#### Written exercise:
Pull out all lines from the listing below in which the word "Months" appears.

#### Input records:
-- begin --
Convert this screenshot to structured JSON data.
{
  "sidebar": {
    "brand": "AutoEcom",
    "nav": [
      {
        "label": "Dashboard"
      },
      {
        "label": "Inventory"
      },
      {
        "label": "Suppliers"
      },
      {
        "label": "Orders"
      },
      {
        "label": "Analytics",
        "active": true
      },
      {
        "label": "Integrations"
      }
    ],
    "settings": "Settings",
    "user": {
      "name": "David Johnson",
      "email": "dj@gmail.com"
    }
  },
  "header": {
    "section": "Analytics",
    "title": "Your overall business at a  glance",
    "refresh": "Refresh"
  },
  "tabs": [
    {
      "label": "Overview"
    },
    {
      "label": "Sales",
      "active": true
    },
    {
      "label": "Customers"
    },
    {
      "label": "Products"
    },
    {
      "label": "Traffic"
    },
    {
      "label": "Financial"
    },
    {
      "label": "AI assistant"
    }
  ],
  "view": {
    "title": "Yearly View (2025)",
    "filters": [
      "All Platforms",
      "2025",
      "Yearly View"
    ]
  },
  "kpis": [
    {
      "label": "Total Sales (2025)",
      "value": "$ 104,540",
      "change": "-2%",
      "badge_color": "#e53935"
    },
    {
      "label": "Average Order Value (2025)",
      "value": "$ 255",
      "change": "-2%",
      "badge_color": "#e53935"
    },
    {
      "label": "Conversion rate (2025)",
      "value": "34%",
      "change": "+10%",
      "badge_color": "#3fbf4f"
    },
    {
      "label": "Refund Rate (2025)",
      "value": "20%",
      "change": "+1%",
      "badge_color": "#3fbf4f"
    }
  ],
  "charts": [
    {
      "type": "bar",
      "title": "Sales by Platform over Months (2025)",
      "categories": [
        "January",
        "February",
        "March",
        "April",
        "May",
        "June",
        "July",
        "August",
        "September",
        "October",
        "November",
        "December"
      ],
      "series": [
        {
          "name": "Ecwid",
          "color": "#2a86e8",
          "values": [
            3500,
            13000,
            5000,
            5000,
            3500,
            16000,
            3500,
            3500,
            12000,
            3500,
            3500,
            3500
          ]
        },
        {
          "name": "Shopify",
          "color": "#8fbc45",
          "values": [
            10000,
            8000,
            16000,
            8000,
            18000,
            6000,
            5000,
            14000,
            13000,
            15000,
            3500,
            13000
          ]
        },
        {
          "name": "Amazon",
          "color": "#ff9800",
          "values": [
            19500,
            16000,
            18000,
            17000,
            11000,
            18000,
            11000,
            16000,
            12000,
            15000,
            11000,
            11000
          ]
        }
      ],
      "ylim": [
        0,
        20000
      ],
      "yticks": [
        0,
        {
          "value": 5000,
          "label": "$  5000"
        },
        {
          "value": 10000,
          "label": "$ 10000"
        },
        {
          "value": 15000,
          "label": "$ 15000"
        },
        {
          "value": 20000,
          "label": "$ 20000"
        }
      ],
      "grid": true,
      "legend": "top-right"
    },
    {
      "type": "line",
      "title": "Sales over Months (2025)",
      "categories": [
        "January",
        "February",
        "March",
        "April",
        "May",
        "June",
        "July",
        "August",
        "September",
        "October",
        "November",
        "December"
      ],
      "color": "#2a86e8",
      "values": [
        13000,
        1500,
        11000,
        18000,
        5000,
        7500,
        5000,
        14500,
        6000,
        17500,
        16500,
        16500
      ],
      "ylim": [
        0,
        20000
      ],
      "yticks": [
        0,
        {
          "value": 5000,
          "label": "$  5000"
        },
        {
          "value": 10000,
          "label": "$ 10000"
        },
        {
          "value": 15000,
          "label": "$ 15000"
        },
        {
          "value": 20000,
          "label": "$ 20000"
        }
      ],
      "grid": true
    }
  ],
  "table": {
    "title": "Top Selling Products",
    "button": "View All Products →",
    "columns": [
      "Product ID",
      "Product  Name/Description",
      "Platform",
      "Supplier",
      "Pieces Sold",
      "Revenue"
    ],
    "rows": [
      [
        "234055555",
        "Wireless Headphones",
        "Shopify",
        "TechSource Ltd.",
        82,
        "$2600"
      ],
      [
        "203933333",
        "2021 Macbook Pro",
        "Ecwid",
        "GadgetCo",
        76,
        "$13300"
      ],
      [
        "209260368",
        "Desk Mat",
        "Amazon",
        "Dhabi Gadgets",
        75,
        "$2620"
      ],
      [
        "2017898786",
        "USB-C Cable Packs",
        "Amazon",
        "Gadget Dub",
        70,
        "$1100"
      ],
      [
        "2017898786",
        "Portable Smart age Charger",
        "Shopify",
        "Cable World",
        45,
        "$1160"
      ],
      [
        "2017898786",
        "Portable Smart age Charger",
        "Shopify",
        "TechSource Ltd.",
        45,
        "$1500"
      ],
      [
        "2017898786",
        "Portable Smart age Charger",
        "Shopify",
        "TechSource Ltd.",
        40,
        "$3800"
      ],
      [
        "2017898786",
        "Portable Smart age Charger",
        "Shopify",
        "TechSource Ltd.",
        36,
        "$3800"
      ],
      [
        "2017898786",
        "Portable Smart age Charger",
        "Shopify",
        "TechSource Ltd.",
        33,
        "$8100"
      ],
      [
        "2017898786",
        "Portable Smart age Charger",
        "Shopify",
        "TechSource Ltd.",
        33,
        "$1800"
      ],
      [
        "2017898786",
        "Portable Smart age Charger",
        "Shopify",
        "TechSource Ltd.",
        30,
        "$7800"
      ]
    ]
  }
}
-- end --
-- begin --
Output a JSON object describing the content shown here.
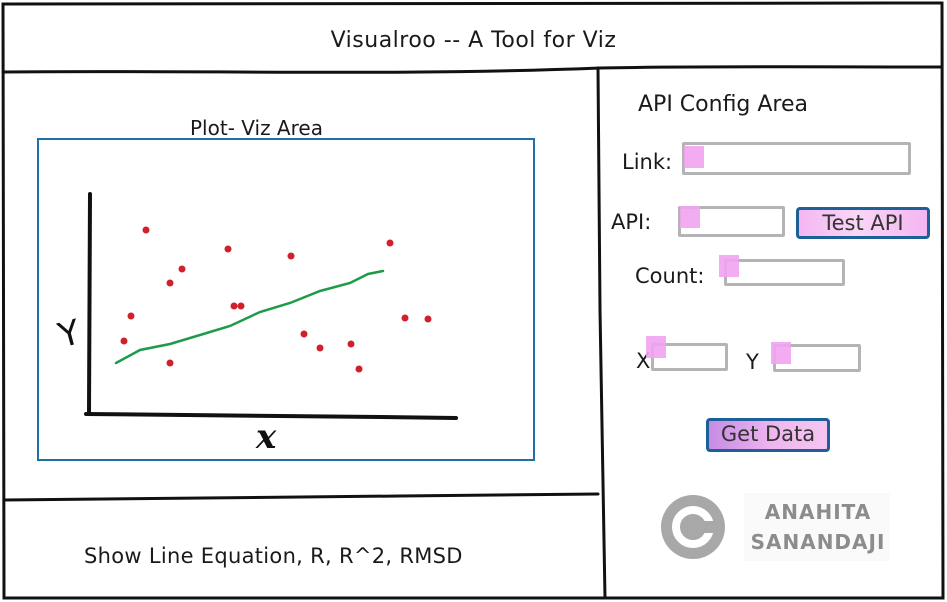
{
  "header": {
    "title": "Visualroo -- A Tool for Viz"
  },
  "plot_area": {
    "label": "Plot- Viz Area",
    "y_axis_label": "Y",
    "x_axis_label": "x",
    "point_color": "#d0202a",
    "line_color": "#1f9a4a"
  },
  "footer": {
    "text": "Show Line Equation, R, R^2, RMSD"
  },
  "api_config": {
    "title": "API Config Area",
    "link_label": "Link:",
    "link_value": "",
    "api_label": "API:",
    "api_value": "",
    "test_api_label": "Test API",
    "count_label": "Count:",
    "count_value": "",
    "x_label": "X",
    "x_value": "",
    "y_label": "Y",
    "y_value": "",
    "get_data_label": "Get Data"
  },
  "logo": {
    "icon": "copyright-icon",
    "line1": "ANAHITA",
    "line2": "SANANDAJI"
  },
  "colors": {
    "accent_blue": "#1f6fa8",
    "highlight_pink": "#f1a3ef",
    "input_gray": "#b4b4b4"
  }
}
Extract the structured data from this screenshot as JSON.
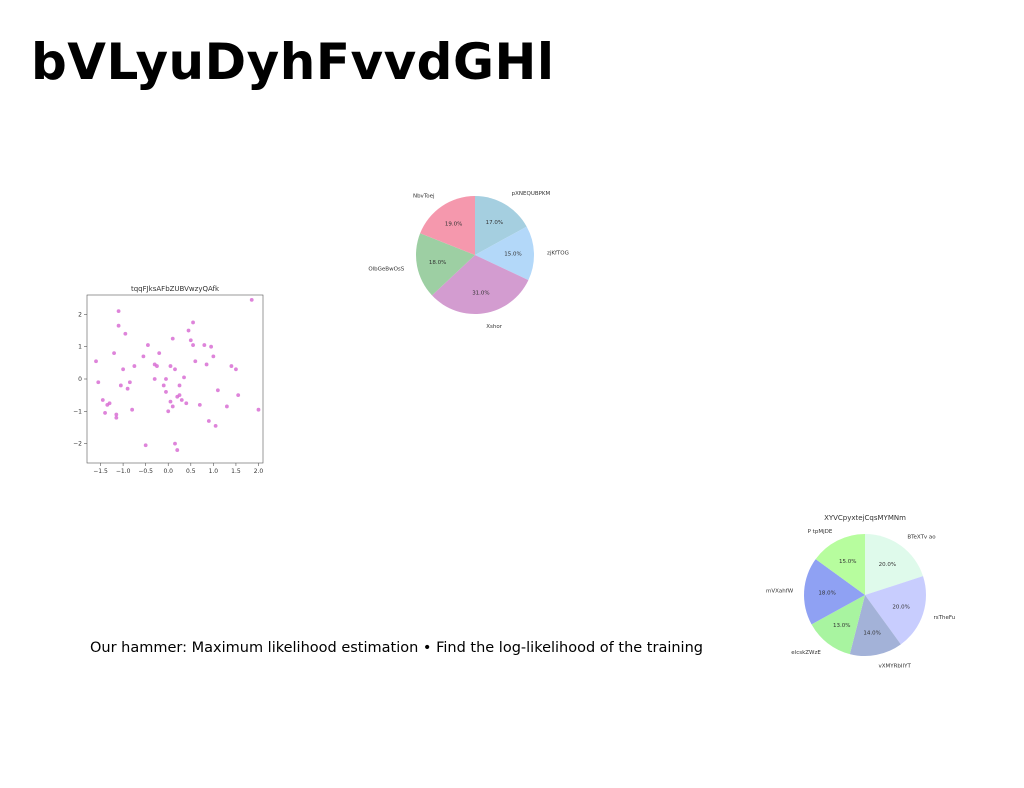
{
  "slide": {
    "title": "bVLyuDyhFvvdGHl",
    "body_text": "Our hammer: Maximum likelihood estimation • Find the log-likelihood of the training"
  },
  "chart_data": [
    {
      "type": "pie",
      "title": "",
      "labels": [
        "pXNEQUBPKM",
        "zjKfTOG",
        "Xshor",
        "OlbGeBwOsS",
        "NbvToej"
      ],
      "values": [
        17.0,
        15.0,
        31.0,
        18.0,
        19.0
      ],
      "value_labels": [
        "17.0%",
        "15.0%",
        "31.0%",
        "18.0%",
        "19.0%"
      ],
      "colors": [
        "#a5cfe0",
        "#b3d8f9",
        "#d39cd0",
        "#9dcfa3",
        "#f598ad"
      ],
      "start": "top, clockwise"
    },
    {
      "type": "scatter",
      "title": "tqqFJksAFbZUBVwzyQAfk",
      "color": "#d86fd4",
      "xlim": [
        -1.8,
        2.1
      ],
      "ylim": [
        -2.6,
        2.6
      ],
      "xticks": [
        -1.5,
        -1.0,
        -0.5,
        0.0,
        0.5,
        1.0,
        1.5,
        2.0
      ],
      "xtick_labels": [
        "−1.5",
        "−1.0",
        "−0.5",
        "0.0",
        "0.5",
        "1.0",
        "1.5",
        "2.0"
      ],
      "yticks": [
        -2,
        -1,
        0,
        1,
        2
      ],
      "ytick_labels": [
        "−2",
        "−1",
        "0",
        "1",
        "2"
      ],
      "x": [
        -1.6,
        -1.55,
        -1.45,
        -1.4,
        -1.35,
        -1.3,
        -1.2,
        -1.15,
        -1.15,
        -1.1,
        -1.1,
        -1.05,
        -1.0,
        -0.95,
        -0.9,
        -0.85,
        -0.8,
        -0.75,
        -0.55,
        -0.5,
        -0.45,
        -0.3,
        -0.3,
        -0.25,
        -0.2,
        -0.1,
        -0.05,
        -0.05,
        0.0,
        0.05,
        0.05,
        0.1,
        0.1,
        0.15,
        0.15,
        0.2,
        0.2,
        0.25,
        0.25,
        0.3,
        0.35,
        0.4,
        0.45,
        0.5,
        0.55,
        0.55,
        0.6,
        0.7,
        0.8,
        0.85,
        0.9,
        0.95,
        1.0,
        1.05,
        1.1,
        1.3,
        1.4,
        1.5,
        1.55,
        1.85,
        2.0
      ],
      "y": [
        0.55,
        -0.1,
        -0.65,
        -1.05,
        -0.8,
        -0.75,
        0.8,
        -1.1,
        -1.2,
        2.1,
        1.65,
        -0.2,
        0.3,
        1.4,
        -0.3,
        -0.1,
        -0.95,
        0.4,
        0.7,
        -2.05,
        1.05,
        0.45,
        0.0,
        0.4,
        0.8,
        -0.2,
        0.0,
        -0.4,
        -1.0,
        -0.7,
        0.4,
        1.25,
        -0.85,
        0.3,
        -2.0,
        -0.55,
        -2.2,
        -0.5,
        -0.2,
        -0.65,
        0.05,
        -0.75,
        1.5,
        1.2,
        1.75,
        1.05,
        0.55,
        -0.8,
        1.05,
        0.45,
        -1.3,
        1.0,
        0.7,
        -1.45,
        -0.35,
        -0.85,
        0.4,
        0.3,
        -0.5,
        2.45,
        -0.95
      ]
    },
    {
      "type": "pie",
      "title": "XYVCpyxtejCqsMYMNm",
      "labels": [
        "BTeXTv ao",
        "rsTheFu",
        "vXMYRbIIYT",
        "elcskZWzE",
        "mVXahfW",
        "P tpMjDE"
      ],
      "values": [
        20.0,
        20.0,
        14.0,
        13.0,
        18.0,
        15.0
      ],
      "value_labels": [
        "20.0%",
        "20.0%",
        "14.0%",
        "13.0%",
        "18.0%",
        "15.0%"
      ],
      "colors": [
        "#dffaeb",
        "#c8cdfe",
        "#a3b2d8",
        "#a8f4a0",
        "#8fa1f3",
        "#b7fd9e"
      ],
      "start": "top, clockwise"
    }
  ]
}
-- end --
#### Complete output:
      "title": "Sales by Platform over Months (2025)",
      "title": "Sales over Months (2025)",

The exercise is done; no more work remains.